### Request
Copy the entries below exactly. Images do not belong in the copy.
## Start
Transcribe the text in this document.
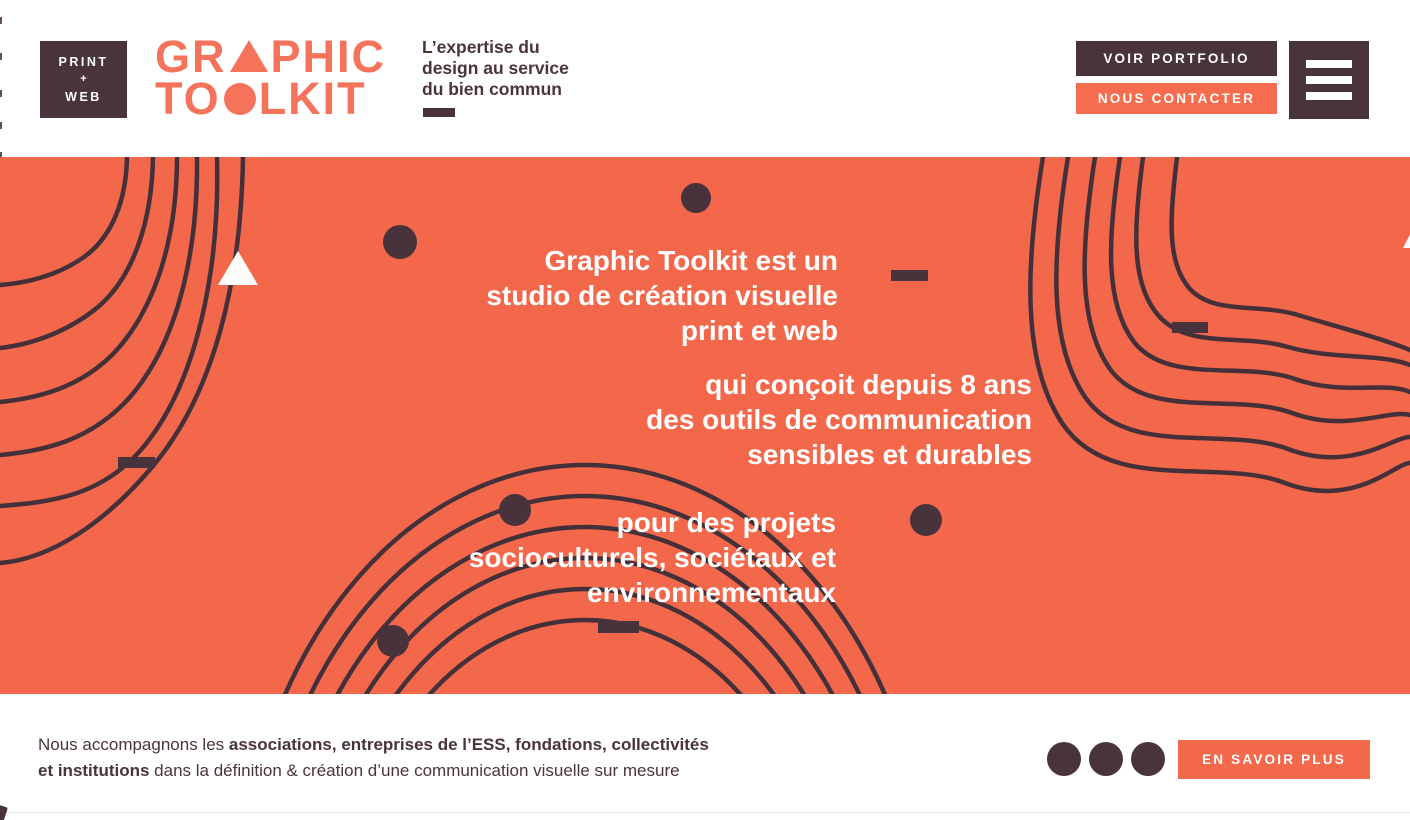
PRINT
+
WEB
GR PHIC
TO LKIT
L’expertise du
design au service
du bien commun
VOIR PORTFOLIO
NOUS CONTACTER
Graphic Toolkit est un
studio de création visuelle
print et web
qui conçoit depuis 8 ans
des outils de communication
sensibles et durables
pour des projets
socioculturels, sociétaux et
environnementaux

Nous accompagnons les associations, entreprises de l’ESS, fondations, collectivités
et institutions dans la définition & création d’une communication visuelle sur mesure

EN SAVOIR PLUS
## End
### Task output
Transcribe the text in this document.
PRINT
+
WEB
GR PHIC
TO LKIT
L’expertise du
design au service
du bien commun
VOIR PORTFOLIO
NOUS CONTACTER
Graphic Toolkit est un
studio de création visuelle
print et web
qui conçoit depuis 8 ans
des outils de communication
sensibles et durables
pour des projets
socioculturels, sociétaux et
environnementaux

Nous accompagnons les associations, entreprises de l’ESS, fondations, collectivités
et institutions dans la définition & création d’une communication visuelle sur mesure

EN SAVOIR PLUS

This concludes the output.